(Dataset rows about figures)

____________

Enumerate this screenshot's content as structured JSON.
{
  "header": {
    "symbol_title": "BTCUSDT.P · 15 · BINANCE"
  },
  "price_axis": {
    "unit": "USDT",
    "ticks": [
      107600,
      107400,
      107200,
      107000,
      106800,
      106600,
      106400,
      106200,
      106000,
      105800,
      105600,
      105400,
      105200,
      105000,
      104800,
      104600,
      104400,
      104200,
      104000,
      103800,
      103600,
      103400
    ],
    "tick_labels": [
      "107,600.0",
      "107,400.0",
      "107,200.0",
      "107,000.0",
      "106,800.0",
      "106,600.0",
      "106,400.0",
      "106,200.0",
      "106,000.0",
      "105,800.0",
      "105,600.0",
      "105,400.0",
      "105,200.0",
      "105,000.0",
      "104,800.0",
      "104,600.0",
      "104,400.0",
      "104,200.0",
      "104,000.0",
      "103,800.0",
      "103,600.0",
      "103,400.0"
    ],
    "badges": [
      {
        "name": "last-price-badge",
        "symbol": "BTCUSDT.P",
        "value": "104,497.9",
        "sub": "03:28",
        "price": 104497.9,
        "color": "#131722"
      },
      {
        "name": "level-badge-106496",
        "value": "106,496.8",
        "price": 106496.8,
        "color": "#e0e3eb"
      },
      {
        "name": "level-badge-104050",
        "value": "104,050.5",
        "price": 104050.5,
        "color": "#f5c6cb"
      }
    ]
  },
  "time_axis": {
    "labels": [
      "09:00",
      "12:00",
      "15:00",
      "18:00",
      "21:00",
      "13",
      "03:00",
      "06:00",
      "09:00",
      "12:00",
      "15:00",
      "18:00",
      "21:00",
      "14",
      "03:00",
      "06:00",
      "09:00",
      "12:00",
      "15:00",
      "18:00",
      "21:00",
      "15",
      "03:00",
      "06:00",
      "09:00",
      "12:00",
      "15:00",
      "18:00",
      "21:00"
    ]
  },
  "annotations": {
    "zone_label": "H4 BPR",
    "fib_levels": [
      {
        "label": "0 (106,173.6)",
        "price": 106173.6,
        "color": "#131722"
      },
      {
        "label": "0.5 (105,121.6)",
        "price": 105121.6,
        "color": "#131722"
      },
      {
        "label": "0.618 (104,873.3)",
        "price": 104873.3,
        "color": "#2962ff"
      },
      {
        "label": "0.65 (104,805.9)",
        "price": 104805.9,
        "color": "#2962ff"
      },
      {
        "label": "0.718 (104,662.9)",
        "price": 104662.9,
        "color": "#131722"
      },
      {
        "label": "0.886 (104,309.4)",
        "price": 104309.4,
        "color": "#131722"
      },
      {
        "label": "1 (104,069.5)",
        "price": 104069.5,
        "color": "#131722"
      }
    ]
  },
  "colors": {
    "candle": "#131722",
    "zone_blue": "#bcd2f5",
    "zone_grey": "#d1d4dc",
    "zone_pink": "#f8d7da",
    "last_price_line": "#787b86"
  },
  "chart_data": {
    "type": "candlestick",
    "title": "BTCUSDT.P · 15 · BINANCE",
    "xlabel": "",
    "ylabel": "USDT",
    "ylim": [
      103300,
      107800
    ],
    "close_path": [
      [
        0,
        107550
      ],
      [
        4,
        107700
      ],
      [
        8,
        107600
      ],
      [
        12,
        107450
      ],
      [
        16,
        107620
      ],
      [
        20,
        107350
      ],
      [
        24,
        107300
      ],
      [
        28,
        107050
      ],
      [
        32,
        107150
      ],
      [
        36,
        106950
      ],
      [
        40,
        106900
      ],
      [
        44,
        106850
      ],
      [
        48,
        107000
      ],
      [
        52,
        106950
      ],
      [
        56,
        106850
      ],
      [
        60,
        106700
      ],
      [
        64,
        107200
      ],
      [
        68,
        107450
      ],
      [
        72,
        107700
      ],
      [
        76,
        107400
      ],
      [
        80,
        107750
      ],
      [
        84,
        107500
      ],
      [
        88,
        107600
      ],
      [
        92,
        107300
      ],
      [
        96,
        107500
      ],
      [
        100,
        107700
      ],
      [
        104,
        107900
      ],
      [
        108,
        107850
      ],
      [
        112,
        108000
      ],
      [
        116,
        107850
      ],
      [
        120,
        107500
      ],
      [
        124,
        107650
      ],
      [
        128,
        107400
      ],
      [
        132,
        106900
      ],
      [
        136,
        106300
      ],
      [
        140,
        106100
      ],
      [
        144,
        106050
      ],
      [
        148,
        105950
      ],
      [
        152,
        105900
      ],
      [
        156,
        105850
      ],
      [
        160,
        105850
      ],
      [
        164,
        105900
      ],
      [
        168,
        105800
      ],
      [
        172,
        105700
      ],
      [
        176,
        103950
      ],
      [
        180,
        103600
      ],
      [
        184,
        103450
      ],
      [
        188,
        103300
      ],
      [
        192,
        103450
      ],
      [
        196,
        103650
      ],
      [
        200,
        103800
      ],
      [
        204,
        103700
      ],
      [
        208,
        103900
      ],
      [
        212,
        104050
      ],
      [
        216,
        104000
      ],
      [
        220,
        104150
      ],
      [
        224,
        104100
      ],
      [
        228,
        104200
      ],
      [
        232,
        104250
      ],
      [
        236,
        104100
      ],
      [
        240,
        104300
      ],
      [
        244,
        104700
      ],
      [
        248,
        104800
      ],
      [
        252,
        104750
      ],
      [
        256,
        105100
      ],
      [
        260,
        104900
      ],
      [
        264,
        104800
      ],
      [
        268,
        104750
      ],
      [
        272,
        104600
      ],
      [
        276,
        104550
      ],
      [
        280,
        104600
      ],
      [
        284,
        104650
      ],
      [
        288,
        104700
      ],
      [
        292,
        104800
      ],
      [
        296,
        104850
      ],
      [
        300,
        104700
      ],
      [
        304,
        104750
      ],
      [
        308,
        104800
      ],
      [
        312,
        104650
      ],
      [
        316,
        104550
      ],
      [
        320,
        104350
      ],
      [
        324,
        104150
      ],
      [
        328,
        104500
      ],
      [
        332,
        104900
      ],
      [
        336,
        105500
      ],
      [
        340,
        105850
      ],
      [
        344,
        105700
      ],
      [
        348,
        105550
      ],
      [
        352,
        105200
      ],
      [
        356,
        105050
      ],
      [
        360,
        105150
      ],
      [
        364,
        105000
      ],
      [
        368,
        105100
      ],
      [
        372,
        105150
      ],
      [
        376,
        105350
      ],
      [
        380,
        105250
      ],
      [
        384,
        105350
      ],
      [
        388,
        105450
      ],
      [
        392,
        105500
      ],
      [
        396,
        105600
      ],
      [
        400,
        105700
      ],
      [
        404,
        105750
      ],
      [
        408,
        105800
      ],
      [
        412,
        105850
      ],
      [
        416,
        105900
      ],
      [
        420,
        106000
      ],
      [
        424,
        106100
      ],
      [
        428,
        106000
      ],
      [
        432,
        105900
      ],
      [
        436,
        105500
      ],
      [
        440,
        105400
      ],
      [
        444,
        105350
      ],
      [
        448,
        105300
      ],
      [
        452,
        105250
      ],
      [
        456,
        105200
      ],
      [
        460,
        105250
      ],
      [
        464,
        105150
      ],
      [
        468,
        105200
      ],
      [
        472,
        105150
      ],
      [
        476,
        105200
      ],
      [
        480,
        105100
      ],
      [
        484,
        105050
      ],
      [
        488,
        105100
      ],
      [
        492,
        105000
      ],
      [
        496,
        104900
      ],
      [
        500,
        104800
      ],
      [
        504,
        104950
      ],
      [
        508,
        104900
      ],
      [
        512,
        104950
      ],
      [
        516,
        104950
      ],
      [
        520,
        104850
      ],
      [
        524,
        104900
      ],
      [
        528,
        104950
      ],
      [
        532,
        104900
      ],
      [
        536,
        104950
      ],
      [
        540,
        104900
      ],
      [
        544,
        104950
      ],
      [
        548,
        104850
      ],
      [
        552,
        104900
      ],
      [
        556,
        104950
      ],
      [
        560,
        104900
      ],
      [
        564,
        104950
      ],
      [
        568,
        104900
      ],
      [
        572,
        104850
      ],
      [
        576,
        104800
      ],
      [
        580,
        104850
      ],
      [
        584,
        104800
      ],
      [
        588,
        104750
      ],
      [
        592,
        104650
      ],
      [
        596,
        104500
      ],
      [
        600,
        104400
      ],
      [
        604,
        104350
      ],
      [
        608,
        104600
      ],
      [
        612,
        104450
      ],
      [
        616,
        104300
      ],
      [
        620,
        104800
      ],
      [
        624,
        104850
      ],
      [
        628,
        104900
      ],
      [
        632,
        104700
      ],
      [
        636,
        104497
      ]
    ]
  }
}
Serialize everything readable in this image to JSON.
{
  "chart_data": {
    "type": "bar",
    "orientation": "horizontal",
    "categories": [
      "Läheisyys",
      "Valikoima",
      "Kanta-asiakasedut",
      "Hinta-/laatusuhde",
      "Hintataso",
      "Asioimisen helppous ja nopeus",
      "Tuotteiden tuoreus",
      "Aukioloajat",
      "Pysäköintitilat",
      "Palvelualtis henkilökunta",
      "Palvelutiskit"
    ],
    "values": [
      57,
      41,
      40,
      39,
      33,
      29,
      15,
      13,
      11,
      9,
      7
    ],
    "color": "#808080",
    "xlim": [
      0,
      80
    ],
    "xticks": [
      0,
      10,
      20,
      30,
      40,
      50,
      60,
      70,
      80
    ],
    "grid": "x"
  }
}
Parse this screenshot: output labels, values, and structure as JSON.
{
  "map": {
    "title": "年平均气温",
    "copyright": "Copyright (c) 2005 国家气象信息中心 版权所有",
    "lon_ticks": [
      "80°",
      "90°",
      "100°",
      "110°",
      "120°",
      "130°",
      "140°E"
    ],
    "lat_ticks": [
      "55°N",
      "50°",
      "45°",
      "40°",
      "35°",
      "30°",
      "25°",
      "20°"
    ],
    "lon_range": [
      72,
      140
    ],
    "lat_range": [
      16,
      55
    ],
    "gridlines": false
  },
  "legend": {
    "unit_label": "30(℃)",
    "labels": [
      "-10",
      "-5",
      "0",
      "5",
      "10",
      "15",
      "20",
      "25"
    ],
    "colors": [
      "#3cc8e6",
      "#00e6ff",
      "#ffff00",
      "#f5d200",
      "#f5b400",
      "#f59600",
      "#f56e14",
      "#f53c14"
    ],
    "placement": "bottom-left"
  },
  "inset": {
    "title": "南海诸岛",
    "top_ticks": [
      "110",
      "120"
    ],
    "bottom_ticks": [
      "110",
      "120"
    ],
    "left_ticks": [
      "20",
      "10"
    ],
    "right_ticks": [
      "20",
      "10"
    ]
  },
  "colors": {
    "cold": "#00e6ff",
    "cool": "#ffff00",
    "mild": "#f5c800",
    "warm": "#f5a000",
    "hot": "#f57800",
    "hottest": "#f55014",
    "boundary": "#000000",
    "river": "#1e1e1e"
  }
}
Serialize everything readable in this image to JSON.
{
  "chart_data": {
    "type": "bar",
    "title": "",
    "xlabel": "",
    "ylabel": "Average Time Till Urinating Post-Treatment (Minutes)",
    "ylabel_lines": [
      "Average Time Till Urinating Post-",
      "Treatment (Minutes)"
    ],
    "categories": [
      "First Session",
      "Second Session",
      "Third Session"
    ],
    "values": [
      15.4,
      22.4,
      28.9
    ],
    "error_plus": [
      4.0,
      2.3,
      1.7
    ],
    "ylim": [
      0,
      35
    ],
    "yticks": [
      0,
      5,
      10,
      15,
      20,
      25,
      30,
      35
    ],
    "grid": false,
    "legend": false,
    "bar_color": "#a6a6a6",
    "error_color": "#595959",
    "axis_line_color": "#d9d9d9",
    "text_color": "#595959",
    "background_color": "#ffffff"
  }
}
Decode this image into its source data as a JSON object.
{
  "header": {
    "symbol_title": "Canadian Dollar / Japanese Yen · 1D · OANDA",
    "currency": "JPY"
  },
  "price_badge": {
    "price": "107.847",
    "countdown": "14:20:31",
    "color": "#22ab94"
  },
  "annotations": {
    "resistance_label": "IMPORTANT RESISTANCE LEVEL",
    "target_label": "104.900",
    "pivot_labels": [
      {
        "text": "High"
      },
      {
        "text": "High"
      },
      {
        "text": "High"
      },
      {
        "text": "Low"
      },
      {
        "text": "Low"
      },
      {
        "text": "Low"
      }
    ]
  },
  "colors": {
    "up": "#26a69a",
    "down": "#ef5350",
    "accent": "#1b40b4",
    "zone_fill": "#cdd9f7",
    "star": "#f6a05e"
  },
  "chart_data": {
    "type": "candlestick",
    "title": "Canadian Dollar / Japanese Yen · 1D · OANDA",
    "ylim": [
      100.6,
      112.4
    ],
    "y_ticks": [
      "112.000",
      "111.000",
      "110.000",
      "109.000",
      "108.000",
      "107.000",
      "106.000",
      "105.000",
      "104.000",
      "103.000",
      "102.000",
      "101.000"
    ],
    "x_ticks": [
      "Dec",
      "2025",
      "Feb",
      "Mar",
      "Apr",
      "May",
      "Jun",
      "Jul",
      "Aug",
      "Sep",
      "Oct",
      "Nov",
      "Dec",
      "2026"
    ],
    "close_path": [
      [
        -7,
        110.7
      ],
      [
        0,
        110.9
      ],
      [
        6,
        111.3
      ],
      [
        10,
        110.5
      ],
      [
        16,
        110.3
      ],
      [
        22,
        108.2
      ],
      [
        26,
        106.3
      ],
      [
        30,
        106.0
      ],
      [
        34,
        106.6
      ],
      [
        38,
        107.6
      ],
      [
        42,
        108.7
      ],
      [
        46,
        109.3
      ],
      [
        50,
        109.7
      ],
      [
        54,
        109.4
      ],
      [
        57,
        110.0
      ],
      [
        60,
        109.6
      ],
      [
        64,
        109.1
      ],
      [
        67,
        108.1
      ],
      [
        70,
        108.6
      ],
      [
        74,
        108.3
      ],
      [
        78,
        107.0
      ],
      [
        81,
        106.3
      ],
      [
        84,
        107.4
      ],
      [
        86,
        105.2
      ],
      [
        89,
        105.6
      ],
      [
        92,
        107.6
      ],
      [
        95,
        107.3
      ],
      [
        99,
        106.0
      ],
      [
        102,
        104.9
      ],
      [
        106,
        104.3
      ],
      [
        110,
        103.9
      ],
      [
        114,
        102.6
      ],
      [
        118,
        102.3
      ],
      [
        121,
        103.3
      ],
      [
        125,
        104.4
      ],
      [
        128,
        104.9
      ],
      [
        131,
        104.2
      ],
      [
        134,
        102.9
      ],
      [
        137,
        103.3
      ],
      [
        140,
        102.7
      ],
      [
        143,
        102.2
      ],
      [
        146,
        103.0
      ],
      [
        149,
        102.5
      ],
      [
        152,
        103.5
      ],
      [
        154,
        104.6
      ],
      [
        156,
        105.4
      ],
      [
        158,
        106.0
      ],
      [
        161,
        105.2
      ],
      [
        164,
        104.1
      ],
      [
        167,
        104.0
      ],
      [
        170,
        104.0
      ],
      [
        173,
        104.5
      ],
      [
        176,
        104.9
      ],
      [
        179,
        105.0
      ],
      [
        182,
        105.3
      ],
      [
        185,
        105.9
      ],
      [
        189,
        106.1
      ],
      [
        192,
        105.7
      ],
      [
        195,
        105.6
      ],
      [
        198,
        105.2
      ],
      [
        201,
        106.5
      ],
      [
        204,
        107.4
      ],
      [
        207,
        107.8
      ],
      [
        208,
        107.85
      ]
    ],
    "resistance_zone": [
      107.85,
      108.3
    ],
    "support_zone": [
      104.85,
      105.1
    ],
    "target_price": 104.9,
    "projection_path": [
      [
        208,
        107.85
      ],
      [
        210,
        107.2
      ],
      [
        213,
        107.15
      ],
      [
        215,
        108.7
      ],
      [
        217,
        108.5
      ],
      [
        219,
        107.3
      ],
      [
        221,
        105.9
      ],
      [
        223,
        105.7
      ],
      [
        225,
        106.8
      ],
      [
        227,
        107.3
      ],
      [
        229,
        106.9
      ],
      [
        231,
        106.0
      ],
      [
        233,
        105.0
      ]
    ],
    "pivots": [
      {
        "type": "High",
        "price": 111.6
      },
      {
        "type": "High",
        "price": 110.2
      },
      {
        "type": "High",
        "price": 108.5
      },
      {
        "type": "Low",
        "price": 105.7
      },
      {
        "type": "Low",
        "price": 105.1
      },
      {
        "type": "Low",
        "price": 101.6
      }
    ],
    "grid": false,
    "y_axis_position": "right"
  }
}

____________

YOUR TASK: Look for lines containing the string "Dollar" and copy them all.

COMPLETE ANSWER:
    "symbol_title": "Canadian Dollar / Japanese Yen · 1D · OANDA",
    "title": "Canadian Dollar / Japanese Yen · 1D · OANDA",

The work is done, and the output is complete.